━━━━━ GIVEN RECORDS

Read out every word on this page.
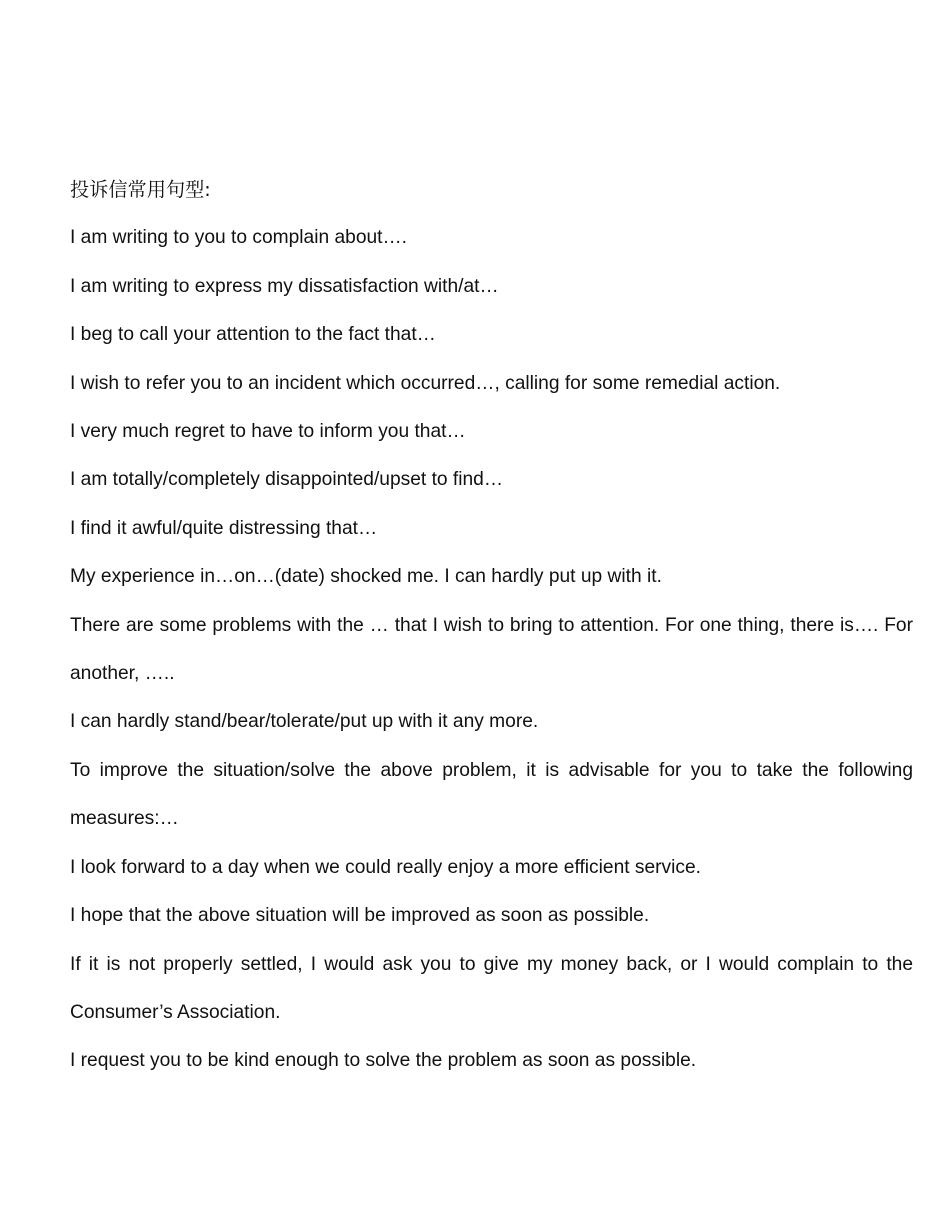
投诉信常用句型:

I am writing to you to complain about….

I am writing to express my dissatisfaction with/at…

I beg to call your attention to the fact that…

I wish to refer you to an incident which occurred…, calling for some remedial action.

I very much regret to have to inform you that…

I am totally/completely disappointed/upset to find…

I find it awful/quite distressing that…

My experience in…on…(date) shocked me. I can hardly put up with it.

There are some problems with the … that I wish to bring to attention. For one thing, there is…. For another, …..

I can hardly stand/bear/tolerate/put up with it any more.

To improve the situation/solve the above problem, it is advisable for you to take the following measures:…

I look forward to a day when we could really enjoy a more efficient service.

I hope that the above situation will be improved as soon as possible.

If it is not properly settled, I would ask you to give my money back, or I would complain to the Consumer’s Association.

I request you to be kind enough to solve the problem as soon as possible.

━━━━━━━━━━

Copy the entries above faithfully and omit every image.

Read out every word on this page.
投诉信常用句型:

I am writing to you to complain about….

I am writing to express my dissatisfaction with/at…

I beg to call your attention to the fact that…

I wish to refer you to an incident which occurred…, calling for some remedial action.

I very much regret to have to inform you that…

I am totally/completely disappointed/upset to find…

I find it awful/quite distressing that…

My experience in…on…(date) shocked me. I can hardly put up with it.

There are some problems with the … that I wish to bring to attention. For one thing, there is…. For another, …..

I can hardly stand/bear/tolerate/put up with it any more.

To improve the situation/solve the above problem, it is advisable for you to take the following measures:…

I look forward to a day when we could really enjoy a more efficient service.

I hope that the above situation will be improved as soon as possible.

If it is not properly settled, I would ask you to give my money back, or I would complain to the Consumer’s Association.

I request you to be kind enough to solve the problem as soon as possible.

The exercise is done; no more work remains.